### EXTRACTED INFORMATION
--*--
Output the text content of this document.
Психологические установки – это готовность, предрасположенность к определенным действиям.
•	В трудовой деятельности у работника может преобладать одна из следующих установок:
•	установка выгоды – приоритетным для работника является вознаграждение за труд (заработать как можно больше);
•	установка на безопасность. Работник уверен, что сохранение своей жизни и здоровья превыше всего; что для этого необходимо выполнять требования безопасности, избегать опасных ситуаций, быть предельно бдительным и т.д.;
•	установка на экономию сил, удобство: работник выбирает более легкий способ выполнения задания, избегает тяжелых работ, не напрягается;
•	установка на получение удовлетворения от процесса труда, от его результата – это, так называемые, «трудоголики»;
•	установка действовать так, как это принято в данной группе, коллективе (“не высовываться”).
--*--
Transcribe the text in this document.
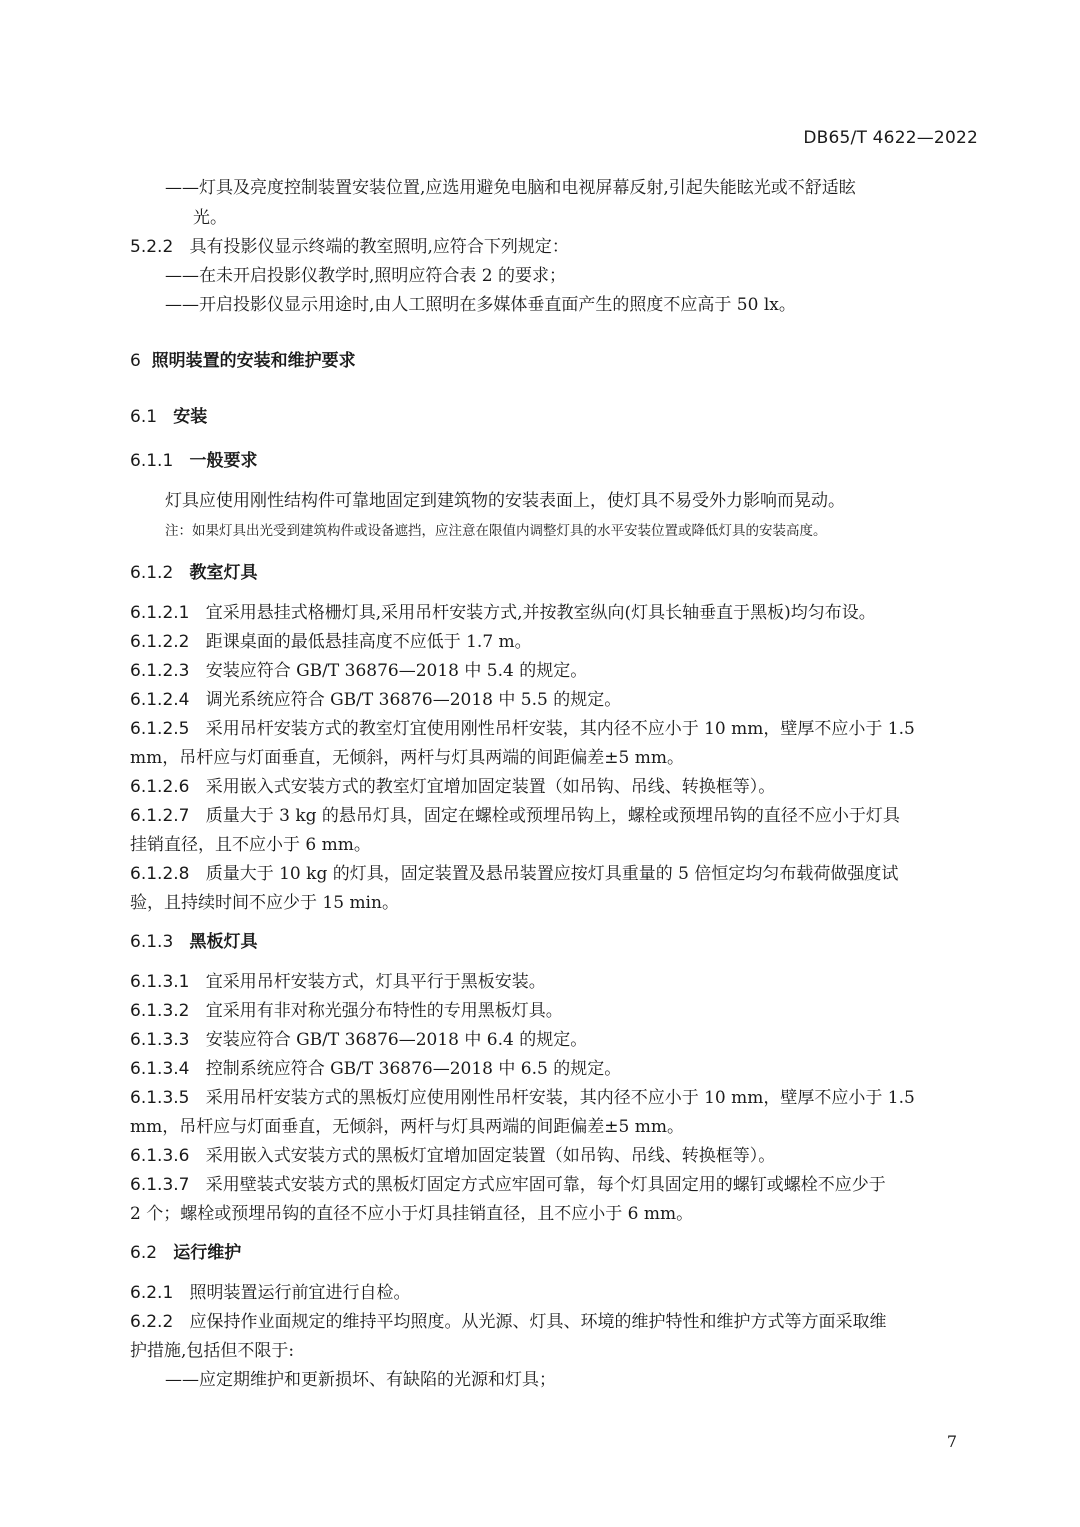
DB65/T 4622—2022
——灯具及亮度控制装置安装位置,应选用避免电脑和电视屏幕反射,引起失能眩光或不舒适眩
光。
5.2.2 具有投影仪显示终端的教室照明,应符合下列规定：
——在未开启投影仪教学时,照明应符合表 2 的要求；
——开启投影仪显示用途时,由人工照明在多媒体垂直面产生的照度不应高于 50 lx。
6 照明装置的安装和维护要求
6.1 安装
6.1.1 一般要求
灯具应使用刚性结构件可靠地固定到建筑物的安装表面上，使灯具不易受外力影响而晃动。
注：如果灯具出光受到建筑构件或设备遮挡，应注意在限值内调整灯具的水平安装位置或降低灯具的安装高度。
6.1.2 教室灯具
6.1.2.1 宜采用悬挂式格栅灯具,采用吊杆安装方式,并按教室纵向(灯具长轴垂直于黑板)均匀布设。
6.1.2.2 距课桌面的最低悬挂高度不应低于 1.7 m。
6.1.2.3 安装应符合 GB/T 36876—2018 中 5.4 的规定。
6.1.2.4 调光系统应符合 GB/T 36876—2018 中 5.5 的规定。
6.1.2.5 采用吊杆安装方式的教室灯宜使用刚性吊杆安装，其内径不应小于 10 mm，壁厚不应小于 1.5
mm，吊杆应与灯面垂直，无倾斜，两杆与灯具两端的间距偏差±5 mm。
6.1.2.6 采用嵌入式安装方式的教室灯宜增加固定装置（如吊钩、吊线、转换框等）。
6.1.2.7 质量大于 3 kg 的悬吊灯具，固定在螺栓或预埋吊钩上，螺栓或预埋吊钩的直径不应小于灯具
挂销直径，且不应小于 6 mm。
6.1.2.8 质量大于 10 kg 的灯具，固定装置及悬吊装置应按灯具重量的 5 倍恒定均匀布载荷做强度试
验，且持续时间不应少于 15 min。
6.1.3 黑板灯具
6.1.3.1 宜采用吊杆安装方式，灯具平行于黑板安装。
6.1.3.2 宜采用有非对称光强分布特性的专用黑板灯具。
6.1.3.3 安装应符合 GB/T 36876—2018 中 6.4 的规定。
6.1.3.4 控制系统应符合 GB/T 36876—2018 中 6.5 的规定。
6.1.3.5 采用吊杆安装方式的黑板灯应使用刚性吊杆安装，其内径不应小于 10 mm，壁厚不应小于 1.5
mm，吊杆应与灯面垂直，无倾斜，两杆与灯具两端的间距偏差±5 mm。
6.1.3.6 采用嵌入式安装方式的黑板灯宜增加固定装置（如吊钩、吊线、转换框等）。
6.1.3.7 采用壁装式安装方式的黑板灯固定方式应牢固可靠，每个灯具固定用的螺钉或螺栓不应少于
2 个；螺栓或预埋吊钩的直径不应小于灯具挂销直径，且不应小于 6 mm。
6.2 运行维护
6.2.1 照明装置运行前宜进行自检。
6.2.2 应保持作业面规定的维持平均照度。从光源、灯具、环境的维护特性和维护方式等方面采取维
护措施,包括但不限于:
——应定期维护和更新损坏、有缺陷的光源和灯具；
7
--*--
### WHAT TO DO
Find the string "其内径不应小于" in the records, then copy each line where it occurs.

### ANSWER TO THE PROBLEM
6.1.2.5 采用吊杆安装方式的教室灯宜使用刚性吊杆安装，其内径不应小于 10 mm，壁厚不应小于 1.5
6.1.3.5 采用吊杆安装方式的黑板灯应使用刚性吊杆安装，其内径不应小于 10 mm，壁厚不应小于 1.5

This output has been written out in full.